## begin ENTRIES SHOWN
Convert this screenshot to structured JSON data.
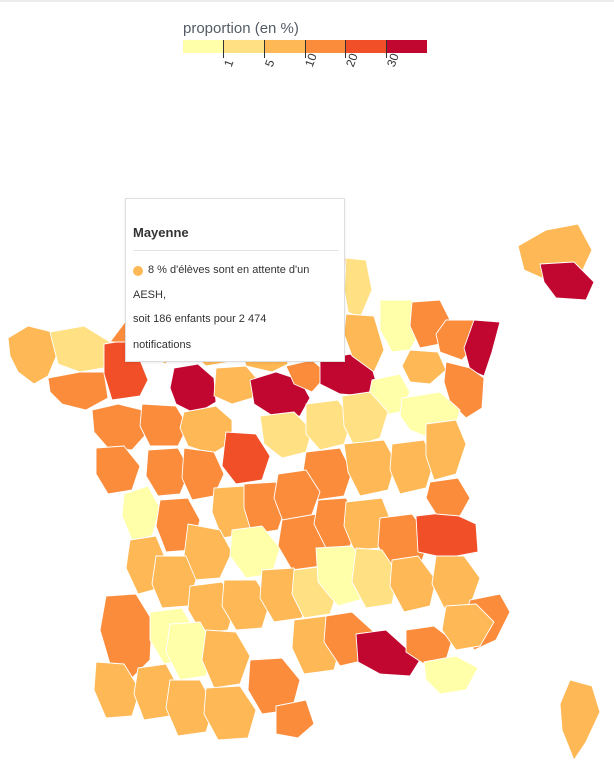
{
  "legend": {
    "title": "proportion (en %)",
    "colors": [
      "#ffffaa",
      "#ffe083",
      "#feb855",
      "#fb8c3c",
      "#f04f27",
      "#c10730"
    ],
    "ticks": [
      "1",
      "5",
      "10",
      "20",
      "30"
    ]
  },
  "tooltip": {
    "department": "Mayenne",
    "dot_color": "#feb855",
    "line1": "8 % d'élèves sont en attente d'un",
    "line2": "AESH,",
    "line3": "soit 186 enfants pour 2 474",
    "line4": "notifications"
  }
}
## end ENTRIES SHOWN
## begin ENTRIES SHOWN
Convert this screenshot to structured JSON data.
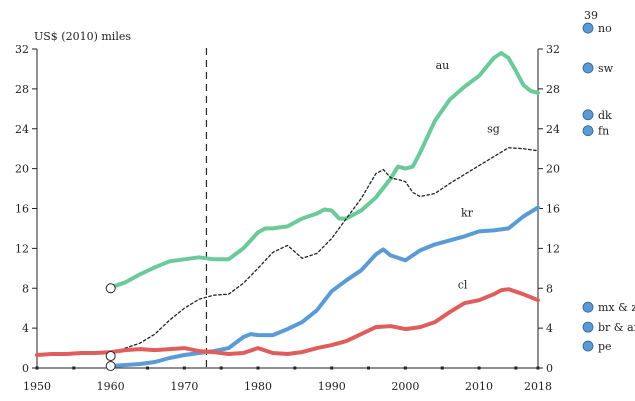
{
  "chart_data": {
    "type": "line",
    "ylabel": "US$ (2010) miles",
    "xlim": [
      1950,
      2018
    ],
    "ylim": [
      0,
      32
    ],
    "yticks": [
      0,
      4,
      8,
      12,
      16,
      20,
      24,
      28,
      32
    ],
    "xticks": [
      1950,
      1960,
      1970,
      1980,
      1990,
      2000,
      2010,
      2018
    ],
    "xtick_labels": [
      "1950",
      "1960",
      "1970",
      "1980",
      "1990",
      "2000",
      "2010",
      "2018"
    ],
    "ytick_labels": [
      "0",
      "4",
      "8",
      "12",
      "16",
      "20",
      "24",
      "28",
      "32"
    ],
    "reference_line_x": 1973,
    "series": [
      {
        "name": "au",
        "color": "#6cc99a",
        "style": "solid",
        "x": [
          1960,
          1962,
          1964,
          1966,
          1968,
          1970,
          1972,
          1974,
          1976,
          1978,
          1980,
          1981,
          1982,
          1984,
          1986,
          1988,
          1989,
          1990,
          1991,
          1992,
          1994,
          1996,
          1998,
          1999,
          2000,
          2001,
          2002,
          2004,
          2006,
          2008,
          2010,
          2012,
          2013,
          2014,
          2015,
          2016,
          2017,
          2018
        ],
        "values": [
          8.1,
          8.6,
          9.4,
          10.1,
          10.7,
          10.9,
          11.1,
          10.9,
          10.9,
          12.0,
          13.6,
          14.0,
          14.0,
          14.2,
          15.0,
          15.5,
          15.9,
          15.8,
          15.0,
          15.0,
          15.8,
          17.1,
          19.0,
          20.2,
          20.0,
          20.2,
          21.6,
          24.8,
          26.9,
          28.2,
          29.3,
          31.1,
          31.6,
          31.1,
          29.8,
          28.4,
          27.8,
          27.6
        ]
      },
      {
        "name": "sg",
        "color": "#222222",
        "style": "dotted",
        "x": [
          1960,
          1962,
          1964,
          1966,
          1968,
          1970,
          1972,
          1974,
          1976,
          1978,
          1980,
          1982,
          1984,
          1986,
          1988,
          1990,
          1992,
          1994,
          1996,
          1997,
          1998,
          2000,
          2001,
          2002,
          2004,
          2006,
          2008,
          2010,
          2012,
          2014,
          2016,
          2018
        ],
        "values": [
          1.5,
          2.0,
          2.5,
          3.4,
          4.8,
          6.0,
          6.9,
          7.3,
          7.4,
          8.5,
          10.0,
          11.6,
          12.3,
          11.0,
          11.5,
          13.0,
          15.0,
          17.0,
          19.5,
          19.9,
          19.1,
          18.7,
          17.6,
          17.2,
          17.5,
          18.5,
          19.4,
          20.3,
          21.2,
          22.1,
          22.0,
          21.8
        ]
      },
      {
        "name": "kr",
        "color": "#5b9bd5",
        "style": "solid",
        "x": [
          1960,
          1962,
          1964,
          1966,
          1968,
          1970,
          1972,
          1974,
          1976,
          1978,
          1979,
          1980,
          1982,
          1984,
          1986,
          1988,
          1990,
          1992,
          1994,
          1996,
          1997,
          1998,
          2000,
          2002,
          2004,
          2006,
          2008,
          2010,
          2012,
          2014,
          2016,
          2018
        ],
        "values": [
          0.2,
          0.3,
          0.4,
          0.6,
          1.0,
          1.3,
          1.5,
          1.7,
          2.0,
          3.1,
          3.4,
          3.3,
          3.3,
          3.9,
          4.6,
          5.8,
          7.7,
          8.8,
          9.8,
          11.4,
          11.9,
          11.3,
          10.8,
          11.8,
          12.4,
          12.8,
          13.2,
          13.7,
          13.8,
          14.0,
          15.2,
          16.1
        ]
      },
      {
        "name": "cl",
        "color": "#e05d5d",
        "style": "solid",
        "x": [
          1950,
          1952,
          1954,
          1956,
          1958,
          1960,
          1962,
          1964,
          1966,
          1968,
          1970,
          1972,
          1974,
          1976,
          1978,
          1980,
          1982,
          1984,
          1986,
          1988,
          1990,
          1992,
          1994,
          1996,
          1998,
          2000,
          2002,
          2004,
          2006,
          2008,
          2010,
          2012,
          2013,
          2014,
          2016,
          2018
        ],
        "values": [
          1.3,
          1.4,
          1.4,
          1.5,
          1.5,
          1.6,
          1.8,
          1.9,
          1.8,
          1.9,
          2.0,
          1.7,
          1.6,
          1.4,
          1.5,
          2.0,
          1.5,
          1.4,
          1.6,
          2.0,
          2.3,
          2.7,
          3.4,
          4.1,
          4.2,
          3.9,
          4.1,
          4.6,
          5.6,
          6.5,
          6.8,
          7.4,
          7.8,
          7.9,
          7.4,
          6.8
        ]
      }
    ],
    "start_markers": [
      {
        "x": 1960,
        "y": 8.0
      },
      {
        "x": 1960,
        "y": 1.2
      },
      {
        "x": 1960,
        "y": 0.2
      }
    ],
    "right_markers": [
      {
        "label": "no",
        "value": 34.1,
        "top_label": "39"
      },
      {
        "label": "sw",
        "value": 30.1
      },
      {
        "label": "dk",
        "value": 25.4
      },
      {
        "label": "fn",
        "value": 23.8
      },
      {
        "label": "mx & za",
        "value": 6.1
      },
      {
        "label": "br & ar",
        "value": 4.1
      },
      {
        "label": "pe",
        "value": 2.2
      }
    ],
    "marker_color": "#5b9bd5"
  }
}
## end ENTRIES SHOWN
## begin ENTRIES SHOWN
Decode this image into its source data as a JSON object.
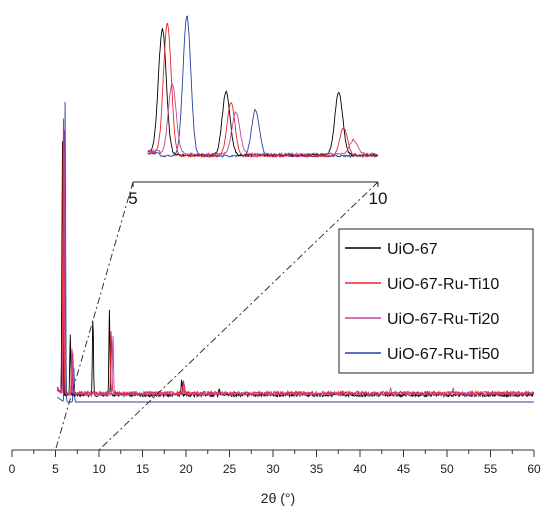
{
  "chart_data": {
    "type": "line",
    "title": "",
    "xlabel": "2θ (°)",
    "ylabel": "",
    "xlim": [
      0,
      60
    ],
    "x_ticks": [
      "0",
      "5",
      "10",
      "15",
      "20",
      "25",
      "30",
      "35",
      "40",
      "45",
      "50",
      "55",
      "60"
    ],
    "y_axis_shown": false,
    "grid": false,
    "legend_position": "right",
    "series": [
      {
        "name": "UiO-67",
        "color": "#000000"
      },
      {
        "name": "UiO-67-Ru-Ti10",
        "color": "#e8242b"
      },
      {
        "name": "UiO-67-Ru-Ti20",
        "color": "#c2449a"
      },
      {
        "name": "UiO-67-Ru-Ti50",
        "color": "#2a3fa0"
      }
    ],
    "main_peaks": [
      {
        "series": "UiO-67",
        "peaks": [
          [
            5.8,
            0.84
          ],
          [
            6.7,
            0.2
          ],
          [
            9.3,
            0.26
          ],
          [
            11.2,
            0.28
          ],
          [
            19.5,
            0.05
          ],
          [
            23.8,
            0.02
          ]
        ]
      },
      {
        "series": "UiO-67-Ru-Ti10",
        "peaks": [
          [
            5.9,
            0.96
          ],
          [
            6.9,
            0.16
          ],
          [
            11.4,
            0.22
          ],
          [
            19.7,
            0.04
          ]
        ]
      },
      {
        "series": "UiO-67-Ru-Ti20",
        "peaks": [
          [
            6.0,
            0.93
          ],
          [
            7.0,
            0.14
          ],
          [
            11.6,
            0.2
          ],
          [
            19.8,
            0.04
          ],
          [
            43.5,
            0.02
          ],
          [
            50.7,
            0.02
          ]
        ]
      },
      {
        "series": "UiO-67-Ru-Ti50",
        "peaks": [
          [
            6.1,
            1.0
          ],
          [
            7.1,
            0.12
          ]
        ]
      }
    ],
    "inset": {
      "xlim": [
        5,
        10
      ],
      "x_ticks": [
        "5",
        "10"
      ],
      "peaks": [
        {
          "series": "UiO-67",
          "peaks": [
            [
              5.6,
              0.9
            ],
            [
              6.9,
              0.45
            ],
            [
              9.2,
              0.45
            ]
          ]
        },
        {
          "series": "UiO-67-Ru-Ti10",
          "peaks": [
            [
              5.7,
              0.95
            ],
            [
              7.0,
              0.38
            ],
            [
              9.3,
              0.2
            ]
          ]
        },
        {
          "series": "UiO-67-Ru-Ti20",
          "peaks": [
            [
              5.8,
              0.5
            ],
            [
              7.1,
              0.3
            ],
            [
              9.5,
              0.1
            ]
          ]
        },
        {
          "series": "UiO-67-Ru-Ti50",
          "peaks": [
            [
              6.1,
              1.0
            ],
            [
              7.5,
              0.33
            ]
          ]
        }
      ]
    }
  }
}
## end ENTRIES SHOWN
**WORK TO DO:** Search the data for the string "series". List each line that has it.

**WORKED SOLUTION:**
    "series": [
    "series": [
        "series": "UiO-67",
        "series": "UiO-67-Ru-Ti10",
        "series": "UiO-67-Ru-Ti20",
        "series": "UiO-67-Ru-Ti50",
          "series": "UiO-67",
          "series": "UiO-67-Ru-Ti10",
          "series": "UiO-67-Ru-Ti20",
          "series": "UiO-67-Ru-Ti50",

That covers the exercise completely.